Start Exercise input

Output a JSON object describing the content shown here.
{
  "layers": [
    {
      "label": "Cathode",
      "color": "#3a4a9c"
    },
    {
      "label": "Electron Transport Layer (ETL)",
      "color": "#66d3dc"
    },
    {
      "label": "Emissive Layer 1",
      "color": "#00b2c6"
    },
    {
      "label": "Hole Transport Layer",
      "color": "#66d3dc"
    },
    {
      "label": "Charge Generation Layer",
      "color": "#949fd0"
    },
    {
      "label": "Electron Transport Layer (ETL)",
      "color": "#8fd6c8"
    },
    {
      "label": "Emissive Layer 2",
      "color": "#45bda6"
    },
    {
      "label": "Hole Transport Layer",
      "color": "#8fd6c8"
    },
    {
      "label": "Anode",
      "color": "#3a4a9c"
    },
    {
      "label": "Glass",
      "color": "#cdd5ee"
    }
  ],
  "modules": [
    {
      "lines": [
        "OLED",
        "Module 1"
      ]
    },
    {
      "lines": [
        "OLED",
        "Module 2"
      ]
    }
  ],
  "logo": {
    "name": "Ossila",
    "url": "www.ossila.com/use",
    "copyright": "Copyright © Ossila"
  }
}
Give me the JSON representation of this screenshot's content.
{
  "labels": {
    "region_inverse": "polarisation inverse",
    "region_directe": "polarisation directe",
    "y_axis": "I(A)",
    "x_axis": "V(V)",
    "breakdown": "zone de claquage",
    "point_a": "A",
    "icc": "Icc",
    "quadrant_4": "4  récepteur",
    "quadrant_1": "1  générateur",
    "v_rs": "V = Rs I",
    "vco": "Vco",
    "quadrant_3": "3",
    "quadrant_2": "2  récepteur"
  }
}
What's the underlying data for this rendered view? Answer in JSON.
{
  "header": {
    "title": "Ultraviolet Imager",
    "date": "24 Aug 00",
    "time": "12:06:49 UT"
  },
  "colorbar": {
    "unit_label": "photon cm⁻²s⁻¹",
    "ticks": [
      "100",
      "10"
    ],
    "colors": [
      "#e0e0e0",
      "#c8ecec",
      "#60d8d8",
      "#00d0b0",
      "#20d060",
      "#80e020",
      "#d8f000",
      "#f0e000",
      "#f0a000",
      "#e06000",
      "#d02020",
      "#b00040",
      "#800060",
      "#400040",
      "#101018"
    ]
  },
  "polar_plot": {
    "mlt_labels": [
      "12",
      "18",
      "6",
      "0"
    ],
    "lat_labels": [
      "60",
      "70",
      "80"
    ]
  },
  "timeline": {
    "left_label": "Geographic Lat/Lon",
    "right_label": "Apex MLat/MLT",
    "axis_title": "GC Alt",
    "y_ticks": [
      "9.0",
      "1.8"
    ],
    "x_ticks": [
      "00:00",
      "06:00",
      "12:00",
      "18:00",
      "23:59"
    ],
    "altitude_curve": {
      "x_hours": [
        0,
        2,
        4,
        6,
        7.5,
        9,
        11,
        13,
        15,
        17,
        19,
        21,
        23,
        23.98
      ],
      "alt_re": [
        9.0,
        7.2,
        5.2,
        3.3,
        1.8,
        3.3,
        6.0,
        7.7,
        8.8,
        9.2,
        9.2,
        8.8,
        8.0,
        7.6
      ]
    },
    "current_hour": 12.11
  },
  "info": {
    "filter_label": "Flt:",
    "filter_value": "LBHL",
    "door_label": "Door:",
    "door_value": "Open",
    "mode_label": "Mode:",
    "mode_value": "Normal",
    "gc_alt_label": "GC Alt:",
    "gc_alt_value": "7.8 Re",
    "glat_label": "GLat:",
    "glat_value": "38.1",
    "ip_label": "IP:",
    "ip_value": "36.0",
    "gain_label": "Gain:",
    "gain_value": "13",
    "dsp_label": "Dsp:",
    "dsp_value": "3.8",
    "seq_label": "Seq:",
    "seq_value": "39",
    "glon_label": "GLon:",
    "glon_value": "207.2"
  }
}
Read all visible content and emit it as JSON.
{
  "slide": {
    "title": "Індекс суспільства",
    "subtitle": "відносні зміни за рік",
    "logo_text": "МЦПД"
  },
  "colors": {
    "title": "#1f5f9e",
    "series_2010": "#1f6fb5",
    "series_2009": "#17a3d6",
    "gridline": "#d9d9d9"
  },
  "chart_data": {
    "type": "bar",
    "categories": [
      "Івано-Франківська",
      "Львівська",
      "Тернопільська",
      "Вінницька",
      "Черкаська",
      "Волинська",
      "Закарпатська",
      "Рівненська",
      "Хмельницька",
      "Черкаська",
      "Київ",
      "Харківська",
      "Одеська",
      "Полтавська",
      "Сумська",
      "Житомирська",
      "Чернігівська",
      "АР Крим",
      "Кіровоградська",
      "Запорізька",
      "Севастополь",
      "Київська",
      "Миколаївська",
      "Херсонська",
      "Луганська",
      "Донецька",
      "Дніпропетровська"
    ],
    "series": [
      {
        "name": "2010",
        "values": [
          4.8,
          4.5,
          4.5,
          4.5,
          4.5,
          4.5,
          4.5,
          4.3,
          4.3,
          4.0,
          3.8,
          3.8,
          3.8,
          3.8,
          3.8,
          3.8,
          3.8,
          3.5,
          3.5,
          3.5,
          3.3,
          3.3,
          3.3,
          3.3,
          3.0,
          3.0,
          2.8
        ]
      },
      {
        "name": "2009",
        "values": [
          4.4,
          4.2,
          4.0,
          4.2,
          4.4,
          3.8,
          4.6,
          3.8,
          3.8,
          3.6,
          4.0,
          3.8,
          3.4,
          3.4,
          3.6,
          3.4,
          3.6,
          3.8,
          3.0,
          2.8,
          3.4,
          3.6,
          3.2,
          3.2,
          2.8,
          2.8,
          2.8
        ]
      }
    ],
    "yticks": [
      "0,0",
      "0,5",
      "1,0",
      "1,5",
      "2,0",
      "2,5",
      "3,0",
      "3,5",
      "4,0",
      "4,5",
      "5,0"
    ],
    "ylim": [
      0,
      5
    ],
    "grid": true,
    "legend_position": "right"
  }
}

End Exercise input

• [The exercise]
Nothing should be left out: repeat all of the data exactly.

• [Full response]
Output a JSON object describing the content shown here.
{
  "layers": [
    {
      "label": "Cathode",
      "color": "#3a4a9c"
    },
    {
      "label": "Electron Transport Layer (ETL)",
      "color": "#66d3dc"
    },
    {
      "label": "Emissive Layer 1",
      "color": "#00b2c6"
    },
    {
      "label": "Hole Transport Layer",
      "color": "#66d3dc"
    },
    {
      "label": "Charge Generation Layer",
      "color": "#949fd0"
    },
    {
      "label": "Electron Transport Layer (ETL)",
      "color": "#8fd6c8"
    },
    {
      "label": "Emissive Layer 2",
      "color": "#45bda6"
    },
    {
      "label": "Hole Transport Layer",
      "color": "#8fd6c8"
    },
    {
      "label": "Anode",
      "color": "#3a4a9c"
    },
    {
      "label": "Glass",
      "color": "#cdd5ee"
    }
  ],
  "modules": [
    {
      "lines": [
        "OLED",
        "Module 1"
      ]
    },
    {
      "lines": [
        "OLED",
        "Module 2"
      ]
    }
  ],
  "logo": {
    "name": "Ossila",
    "url": "www.ossila.com/use",
    "copyright": "Copyright © Ossila"
  }
}
Give me the JSON representation of this screenshot's content.
{
  "labels": {
    "region_inverse": "polarisation inverse",
    "region_directe": "polarisation directe",
    "y_axis": "I(A)",
    "x_axis": "V(V)",
    "breakdown": "zone de claquage",
    "point_a": "A",
    "icc": "Icc",
    "quadrant_4": "4  récepteur",
    "quadrant_1": "1  générateur",
    "v_rs": "V = Rs I",
    "vco": "Vco",
    "quadrant_3": "3",
    "quadrant_2": "2  récepteur"
  }
}
What's the underlying data for this rendered view? Answer in JSON.
{
  "header": {
    "title": "Ultraviolet Imager",
    "date": "24 Aug 00",
    "time": "12:06:49 UT"
  },
  "colorbar": {
    "unit_label": "photon cm⁻²s⁻¹",
    "ticks": [
      "100",
      "10"
    ],
    "colors": [
      "#e0e0e0",
      "#c8ecec",
      "#60d8d8",
      "#00d0b0",
      "#20d060",
      "#80e020",
      "#d8f000",
      "#f0e000",
      "#f0a000",
      "#e06000",
      "#d02020",
      "#b00040",
      "#800060",
      "#400040",
      "#101018"
    ]
  },
  "polar_plot": {
    "mlt_labels": [
      "12",
      "18",
      "6",
      "0"
    ],
    "lat_labels": [
      "60",
      "70",
      "80"
    ]
  },
  "timeline": {
    "left_label": "Geographic Lat/Lon",
    "right_label": "Apex MLat/MLT",
    "axis_title": "GC Alt",
    "y_ticks": [
      "9.0",
      "1.8"
    ],
    "x_ticks": [
      "00:00",
      "06:00",
      "12:00",
      "18:00",
      "23:59"
    ],
    "altitude_curve": {
      "x_hours": [
        0,
        2,
        4,
        6,
        7.5,
        9,
        11,
        13,
        15,
        17,
        19,
        21,
        23,
        23.98
      ],
      "alt_re": [
        9.0,
        7.2,
        5.2,
        3.3,
        1.8,
        3.3,
        6.0,
        7.7,
        8.8,
        9.2,
        9.2,
        8.8,
        8.0,
        7.6
      ]
    },
    "current_hour": 12.11
  },
  "info": {
    "filter_label": "Flt:",
    "filter_value": "LBHL",
    "door_label": "Door:",
    "door_value": "Open",
    "mode_label": "Mode:",
    "mode_value": "Normal",
    "gc_alt_label": "GC Alt:",
    "gc_alt_value": "7.8 Re",
    "glat_label": "GLat:",
    "glat_value": "38.1",
    "ip_label": "IP:",
    "ip_value": "36.0",
    "gain_label": "Gain:",
    "gain_value": "13",
    "dsp_label": "Dsp:",
    "dsp_value": "3.8",
    "seq_label": "Seq:",
    "seq_value": "39",
    "glon_label": "GLon:",
    "glon_value": "207.2"
  }
}
Read all visible content and emit it as JSON.
{
  "slide": {
    "title": "Індекс суспільства",
    "subtitle": "відносні зміни за рік",
    "logo_text": "МЦПД"
  },
  "colors": {
    "title": "#1f5f9e",
    "series_2010": "#1f6fb5",
    "series_2009": "#17a3d6",
    "gridline": "#d9d9d9"
  },
  "chart_data": {
    "type": "bar",
    "categories": [
      "Івано-Франківська",
      "Львівська",
      "Тернопільська",
      "Вінницька",
      "Черкаська",
      "Волинська",
      "Закарпатська",
      "Рівненська",
      "Хмельницька",
      "Черкаська",
      "Київ",
      "Харківська",
      "Одеська",
      "Полтавська",
      "Сумська",
      "Житомирська",
      "Чернігівська",
      "АР Крим",
      "Кіровоградська",
      "Запорізька",
      "Севастополь",
      "Київська",
      "Миколаївська",
      "Херсонська",
      "Луганська",
      "Донецька",
      "Дніпропетровська"
    ],
    "series": [
      {
        "name": "2010",
        "values": [
          4.8,
          4.5,
          4.5,
          4.5,
          4.5,
          4.5,
          4.5,
          4.3,
          4.3,
          4.0,
          3.8,
          3.8,
          3.8,
          3.8,
          3.8,
          3.8,
          3.8,
          3.5,
          3.5,
          3.5,
          3.3,
          3.3,
          3.3,
          3.3,
          3.0,
          3.0,
          2.8
        ]
      },
      {
        "name": "2009",
        "values": [
          4.4,
          4.2,
          4.0,
          4.2,
          4.4,
          3.8,
          4.6,
          3.8,
          3.8,
          3.6,
          4.0,
          3.8,
          3.4,
          3.4,
          3.6,
          3.4,
          3.6,
          3.8,
          3.0,
          2.8,
          3.4,
          3.6,
          3.2,
          3.2,
          2.8,
          2.8,
          2.8
        ]
      }
    ],
    "yticks": [
      "0,0",
      "0,5",
      "1,0",
      "1,5",
      "2,0",
      "2,5",
      "3,0",
      "3,5",
      "4,0",
      "4,5",
      "5,0"
    ],
    "ylim": [
      0,
      5
    ],
    "grid": true,
    "legend_position": "right"
  }
}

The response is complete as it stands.